>>>

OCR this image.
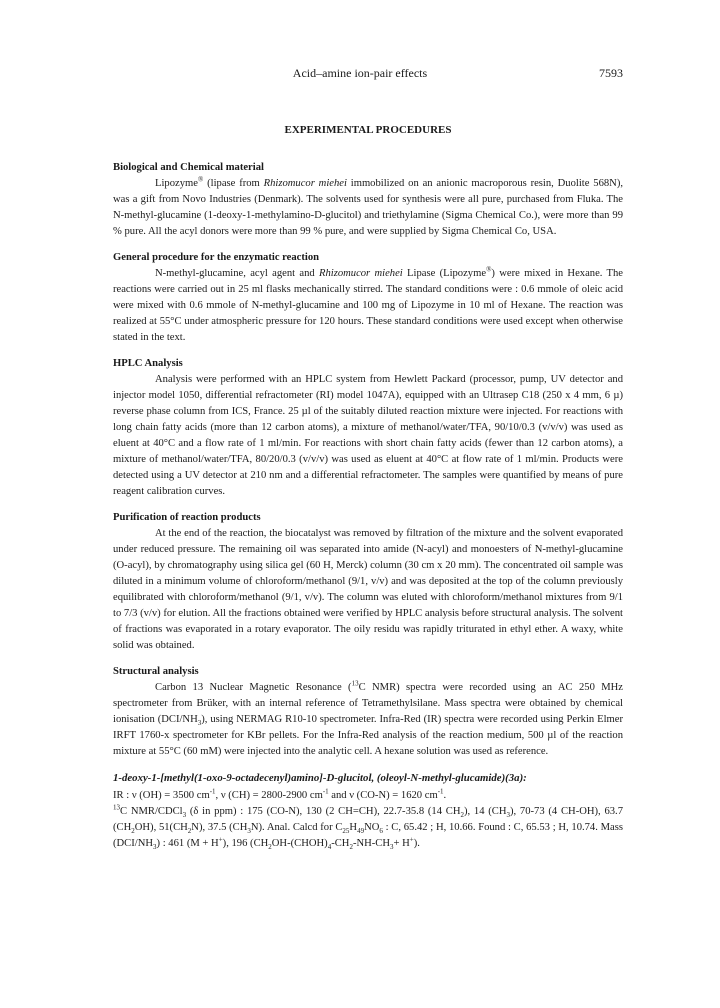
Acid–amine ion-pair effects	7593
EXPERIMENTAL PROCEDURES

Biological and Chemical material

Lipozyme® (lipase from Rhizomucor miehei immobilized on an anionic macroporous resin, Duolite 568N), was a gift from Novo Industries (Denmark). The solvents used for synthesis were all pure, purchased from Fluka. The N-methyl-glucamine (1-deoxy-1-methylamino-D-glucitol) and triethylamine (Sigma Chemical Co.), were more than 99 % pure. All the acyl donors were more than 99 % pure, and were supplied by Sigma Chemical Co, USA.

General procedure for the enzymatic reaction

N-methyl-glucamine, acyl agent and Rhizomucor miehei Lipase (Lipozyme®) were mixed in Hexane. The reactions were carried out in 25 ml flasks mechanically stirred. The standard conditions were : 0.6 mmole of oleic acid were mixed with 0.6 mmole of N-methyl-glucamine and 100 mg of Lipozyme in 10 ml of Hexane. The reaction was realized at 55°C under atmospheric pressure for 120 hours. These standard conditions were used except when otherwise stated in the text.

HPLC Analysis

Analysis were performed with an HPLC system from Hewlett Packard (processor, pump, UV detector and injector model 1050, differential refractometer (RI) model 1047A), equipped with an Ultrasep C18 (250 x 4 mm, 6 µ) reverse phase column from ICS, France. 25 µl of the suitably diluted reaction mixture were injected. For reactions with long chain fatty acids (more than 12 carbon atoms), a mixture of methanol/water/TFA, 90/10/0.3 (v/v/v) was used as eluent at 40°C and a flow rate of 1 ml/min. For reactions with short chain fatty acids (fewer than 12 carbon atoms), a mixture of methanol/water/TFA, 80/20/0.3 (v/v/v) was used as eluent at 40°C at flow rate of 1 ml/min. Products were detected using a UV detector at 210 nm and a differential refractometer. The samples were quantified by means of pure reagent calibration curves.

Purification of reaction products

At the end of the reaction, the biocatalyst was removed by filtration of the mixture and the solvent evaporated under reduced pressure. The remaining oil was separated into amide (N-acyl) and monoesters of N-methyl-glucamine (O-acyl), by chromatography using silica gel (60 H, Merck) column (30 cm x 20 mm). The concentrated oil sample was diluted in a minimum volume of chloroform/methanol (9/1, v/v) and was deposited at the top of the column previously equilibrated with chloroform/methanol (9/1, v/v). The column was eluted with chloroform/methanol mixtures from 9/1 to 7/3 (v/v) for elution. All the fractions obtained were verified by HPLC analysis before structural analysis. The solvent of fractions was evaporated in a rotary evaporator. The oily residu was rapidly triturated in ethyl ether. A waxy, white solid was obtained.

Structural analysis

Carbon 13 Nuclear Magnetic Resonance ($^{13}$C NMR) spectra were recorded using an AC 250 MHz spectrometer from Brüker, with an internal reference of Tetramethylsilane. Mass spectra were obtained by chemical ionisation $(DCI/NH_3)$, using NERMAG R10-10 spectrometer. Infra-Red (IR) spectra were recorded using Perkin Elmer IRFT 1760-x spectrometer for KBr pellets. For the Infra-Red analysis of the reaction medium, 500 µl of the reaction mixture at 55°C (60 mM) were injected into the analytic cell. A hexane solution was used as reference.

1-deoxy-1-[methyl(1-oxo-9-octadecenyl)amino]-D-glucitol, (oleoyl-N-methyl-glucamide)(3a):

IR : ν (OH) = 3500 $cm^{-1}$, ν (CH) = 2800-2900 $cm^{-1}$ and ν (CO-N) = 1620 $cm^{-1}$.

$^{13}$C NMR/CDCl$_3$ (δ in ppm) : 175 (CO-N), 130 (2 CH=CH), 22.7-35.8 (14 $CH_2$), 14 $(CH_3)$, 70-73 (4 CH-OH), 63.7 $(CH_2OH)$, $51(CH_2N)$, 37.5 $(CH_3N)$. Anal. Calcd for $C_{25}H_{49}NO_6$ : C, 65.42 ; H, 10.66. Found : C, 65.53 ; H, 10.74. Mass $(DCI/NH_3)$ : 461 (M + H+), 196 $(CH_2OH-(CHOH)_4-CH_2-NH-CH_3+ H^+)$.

<<<
>>>

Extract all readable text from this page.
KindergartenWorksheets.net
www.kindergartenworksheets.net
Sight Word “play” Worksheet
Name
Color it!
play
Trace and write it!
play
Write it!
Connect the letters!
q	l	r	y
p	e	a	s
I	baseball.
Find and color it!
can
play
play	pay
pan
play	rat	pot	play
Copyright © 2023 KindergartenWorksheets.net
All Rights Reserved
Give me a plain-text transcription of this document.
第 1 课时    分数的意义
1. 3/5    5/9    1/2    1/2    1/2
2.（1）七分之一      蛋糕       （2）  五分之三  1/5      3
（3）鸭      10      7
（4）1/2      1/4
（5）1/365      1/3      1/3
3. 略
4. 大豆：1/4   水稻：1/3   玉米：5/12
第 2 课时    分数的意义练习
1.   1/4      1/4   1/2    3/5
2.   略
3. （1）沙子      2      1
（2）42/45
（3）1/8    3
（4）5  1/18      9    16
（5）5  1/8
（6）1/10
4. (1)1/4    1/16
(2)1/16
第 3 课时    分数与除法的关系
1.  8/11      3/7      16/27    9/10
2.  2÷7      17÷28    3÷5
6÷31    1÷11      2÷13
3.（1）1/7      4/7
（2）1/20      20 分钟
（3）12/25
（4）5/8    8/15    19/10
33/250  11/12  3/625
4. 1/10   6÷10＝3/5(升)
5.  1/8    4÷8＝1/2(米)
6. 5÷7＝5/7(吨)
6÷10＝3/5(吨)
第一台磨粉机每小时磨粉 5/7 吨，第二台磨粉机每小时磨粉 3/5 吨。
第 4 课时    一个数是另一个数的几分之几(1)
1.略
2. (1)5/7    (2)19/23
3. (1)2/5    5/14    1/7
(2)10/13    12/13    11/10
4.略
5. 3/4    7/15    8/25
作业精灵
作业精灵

<<<

# Problem requirements
Where a line above contains the string "this", copy that line.

# Exercise output
OCR this image.
Extract all readable text from this page.
Give me a plain-text transcription of this document.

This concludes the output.